*** Block opens ***
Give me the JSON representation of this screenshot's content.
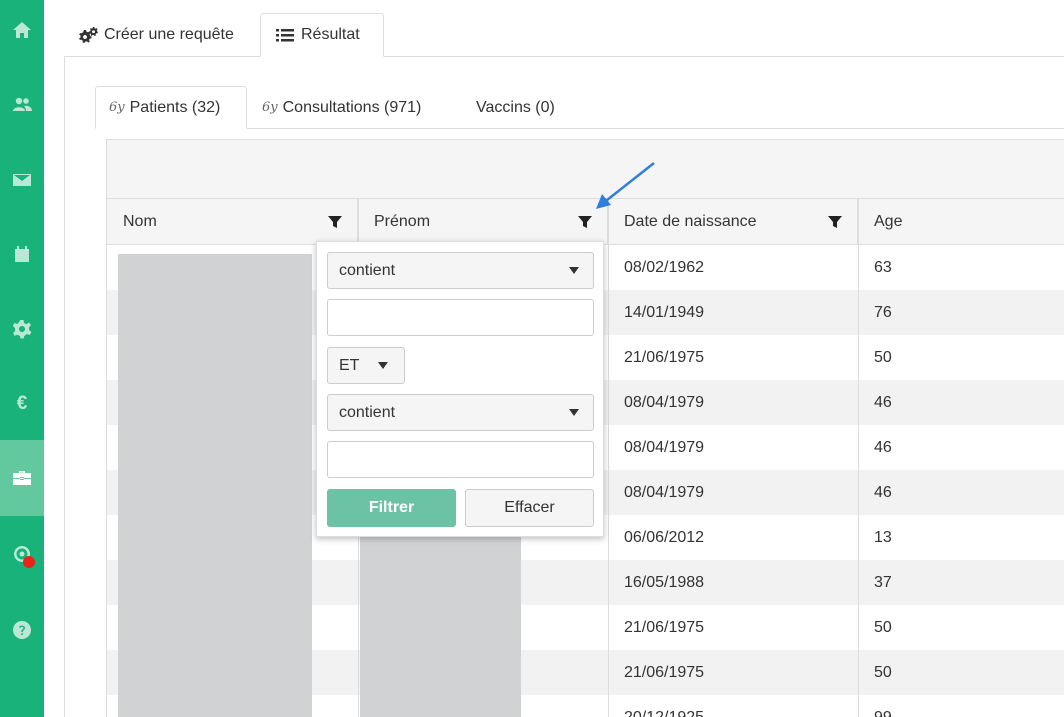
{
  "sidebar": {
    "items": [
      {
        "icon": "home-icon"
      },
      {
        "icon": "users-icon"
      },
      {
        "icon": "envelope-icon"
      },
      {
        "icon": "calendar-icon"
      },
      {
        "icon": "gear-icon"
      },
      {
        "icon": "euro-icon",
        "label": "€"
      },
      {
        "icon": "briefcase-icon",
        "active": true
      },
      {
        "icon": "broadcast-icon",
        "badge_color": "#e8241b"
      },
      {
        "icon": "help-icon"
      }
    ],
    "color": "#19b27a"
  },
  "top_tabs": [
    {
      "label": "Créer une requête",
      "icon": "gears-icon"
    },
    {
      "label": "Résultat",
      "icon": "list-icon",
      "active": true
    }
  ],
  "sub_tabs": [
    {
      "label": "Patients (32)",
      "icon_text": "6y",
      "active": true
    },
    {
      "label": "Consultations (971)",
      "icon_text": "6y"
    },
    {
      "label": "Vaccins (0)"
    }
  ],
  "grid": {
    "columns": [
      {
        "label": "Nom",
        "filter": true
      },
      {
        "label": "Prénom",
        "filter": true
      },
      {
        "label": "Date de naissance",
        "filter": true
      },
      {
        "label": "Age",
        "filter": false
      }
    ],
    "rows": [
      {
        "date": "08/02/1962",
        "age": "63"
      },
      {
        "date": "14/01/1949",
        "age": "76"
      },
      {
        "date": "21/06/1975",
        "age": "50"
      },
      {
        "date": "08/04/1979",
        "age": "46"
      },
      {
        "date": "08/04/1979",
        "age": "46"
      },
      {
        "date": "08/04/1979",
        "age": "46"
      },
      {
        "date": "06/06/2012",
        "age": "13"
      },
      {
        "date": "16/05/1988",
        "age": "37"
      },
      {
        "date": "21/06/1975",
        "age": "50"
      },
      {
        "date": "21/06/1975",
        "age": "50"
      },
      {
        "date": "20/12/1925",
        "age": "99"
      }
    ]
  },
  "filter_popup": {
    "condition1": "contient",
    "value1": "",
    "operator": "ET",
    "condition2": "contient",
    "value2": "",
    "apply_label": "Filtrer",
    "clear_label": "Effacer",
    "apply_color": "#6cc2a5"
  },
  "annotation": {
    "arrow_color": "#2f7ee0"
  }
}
*** Block closes ***
• [Your goal] Copy the listing word for word, excluding its pictures.

• [Answer box]
Give me the JSON representation of this screenshot's content.
{
  "sidebar": {
    "items": [
      {
        "icon": "home-icon"
      },
      {
        "icon": "users-icon"
      },
      {
        "icon": "envelope-icon"
      },
      {
        "icon": "calendar-icon"
      },
      {
        "icon": "gear-icon"
      },
      {
        "icon": "euro-icon",
        "label": "€"
      },
      {
        "icon": "briefcase-icon",
        "active": true
      },
      {
        "icon": "broadcast-icon",
        "badge_color": "#e8241b"
      },
      {
        "icon": "help-icon"
      }
    ],
    "color": "#19b27a"
  },
  "top_tabs": [
    {
      "label": "Créer une requête",
      "icon": "gears-icon"
    },
    {
      "label": "Résultat",
      "icon": "list-icon",
      "active": true
    }
  ],
  "sub_tabs": [
    {
      "label": "Patients (32)",
      "icon_text": "6y",
      "active": true
    },
    {
      "label": "Consultations (971)",
      "icon_text": "6y"
    },
    {
      "label": "Vaccins (0)"
    }
  ],
  "grid": {
    "columns": [
      {
        "label": "Nom",
        "filter": true
      },
      {
        "label": "Prénom",
        "filter": true
      },
      {
        "label": "Date de naissance",
        "filter": true
      },
      {
        "label": "Age",
        "filter": false
      }
    ],
    "rows": [
      {
        "date": "08/02/1962",
        "age": "63"
      },
      {
        "date": "14/01/1949",
        "age": "76"
      },
      {
        "date": "21/06/1975",
        "age": "50"
      },
      {
        "date": "08/04/1979",
        "age": "46"
      },
      {
        "date": "08/04/1979",
        "age": "46"
      },
      {
        "date": "08/04/1979",
        "age": "46"
      },
      {
        "date": "06/06/2012",
        "age": "13"
      },
      {
        "date": "16/05/1988",
        "age": "37"
      },
      {
        "date": "21/06/1975",
        "age": "50"
      },
      {
        "date": "21/06/1975",
        "age": "50"
      },
      {
        "date": "20/12/1925",
        "age": "99"
      }
    ]
  },
  "filter_popup": {
    "condition1": "contient",
    "value1": "",
    "operator": "ET",
    "condition2": "contient",
    "value2": "",
    "apply_label": "Filtrer",
    "clear_label": "Effacer",
    "apply_color": "#6cc2a5"
  },
  "annotation": {
    "arrow_color": "#2f7ee0"
  }
}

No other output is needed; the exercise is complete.